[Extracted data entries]

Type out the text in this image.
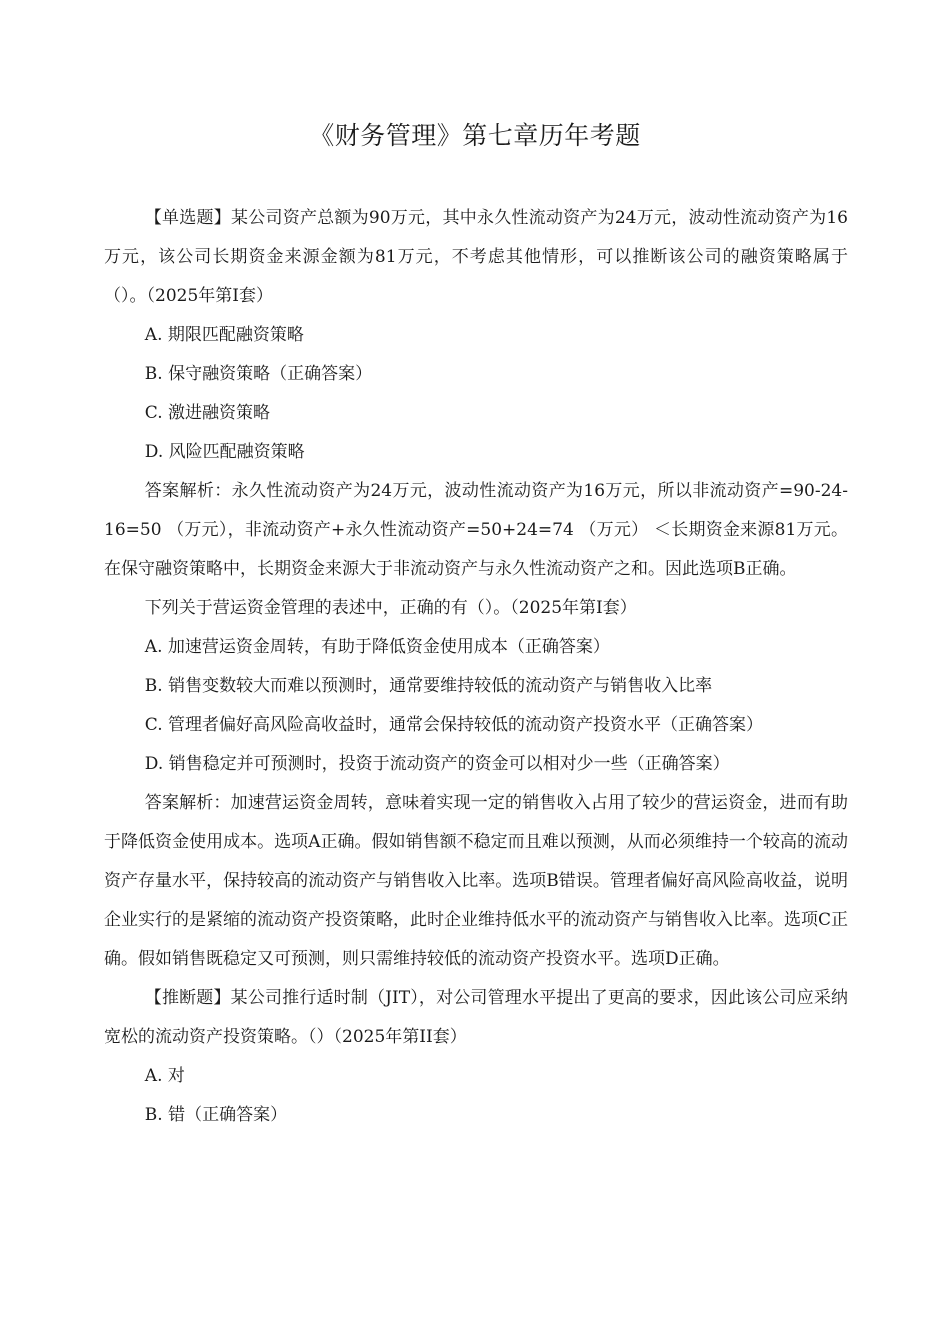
《财务管理》第七章历年考题

【单选题】某公司资产总额为90万元，其中永久性流动资产为24万元，波动性流动资产为16万元，该公司长期资金来源金额为81万元，不考虑其他情形，可以推断该公司的融资策略属于（）。（2025年第I套）

A. 期限匹配融资策略

B. 保守融资策略（正确答案）

C. 激进融资策略

D. 风险匹配融资策略

答案解析：永久性流动资产为24万元，波动性流动资产为16万元，所以非流动资产=90-24-16=50 （万元），非流动资产+永久性流动资产=50+24=74 （万元） ＜长期资金来源81万元。在保守融资策略中，长期资金来源大于非流动资产与永久性流动资产之和。因此选项B正确。

下列关于营运资金管理的表述中，正确的有（）。（2025年第I套）

A. 加速营运资金周转，有助于降低资金使用成本（正确答案）

B. 销售变数较大而难以预测时，通常要维持较低的流动资产与销售收入比率

C. 管理者偏好高风险高收益时，通常会保持较低的流动资产投资水平（正确答案）

D. 销售稳定并可预测时，投资于流动资产的资金可以相对少一些（正确答案）

答案解析：加速营运资金周转，意味着实现一定的销售收入占用了较少的营运资金，进而有助于降低资金使用成本。选项A正确。假如销售额不稳定而且难以预测，从而必须维持一个较高的流动资产存量水平，保持较高的流动资产与销售收入比率。选项B错误。管理者偏好高风险高收益，说明企业实行的是紧缩的流动资产投资策略，此时企业维持低水平的流动资产与销售收入比率。选项C正确。假如销售既稳定又可预测，则只需维持较低的流动资产投资水平。选项D正确。

【推断题】某公司推行适时制（JIT），对公司管理水平提出了更高的要求，因此该公司应采纳宽松的流动资产投资策略。（）（2025年第II套）

A. 对

B. 错（正确答案）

▸ **EXERCISE OBJECTIVE**
All the lines above are to be reproduced exactly, except the pictures.

▸ **SOLUTION BELOW**
Type out the text in this image.
《财务管理》第七章历年考题

【单选题】某公司资产总额为90万元，其中永久性流动资产为24万元，波动性流动资产为16万元，该公司长期资金来源金额为81万元，不考虑其他情形，可以推断该公司的融资策略属于（）。（2025年第I套）

A. 期限匹配融资策略

B. 保守融资策略（正确答案）

C. 激进融资策略

D. 风险匹配融资策略

答案解析：永久性流动资产为24万元，波动性流动资产为16万元，所以非流动资产=90-24-16=50 （万元），非流动资产+永久性流动资产=50+24=74 （万元） ＜长期资金来源81万元。在保守融资策略中，长期资金来源大于非流动资产与永久性流动资产之和。因此选项B正确。

下列关于营运资金管理的表述中，正确的有（）。（2025年第I套）

A. 加速营运资金周转，有助于降低资金使用成本（正确答案）

B. 销售变数较大而难以预测时，通常要维持较低的流动资产与销售收入比率

C. 管理者偏好高风险高收益时，通常会保持较低的流动资产投资水平（正确答案）

D. 销售稳定并可预测时，投资于流动资产的资金可以相对少一些（正确答案）

答案解析：加速营运资金周转，意味着实现一定的销售收入占用了较少的营运资金，进而有助于降低资金使用成本。选项A正确。假如销售额不稳定而且难以预测，从而必须维持一个较高的流动资产存量水平，保持较高的流动资产与销售收入比率。选项B错误。管理者偏好高风险高收益，说明企业实行的是紧缩的流动资产投资策略，此时企业维持低水平的流动资产与销售收入比率。选项C正确。假如销售既稳定又可预测，则只需维持较低的流动资产投资水平。选项D正确。

【推断题】某公司推行适时制（JIT），对公司管理水平提出了更高的要求，因此该公司应采纳宽松的流动资产投资策略。（）（2025年第II套）

A. 对

B. 错（正确答案）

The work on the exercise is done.